Saved entries
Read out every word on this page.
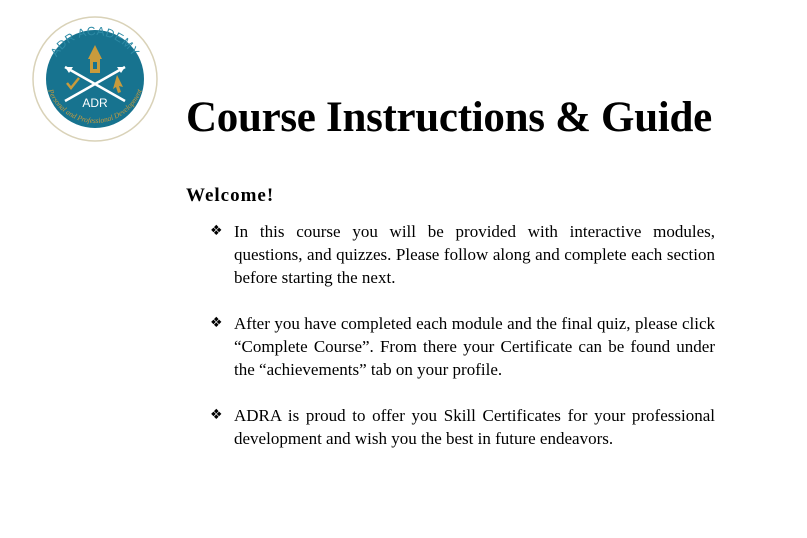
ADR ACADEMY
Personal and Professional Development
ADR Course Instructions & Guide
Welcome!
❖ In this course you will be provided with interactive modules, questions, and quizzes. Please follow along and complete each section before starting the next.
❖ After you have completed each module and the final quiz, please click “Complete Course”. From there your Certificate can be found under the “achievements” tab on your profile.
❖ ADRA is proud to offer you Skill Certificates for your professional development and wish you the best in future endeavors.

• [Exercise brief]:
Retype the whole listing exactly and leave the pictures out.

• [Solved exercise]:
Read out every word on this page.
ADR ACADEMY
Personal and Professional Development
ADR Course Instructions & Guide
Welcome!
❖ In this course you will be provided with interactive modules, questions, and quizzes. Please follow along and complete each section before starting the next.
❖ After you have completed each module and the final quiz, please click “Complete Course”. From there your Certificate can be found under the “achievements” tab on your profile.
❖ ADRA is proud to offer you Skill Certificates for your professional development and wish you the best in future endeavors.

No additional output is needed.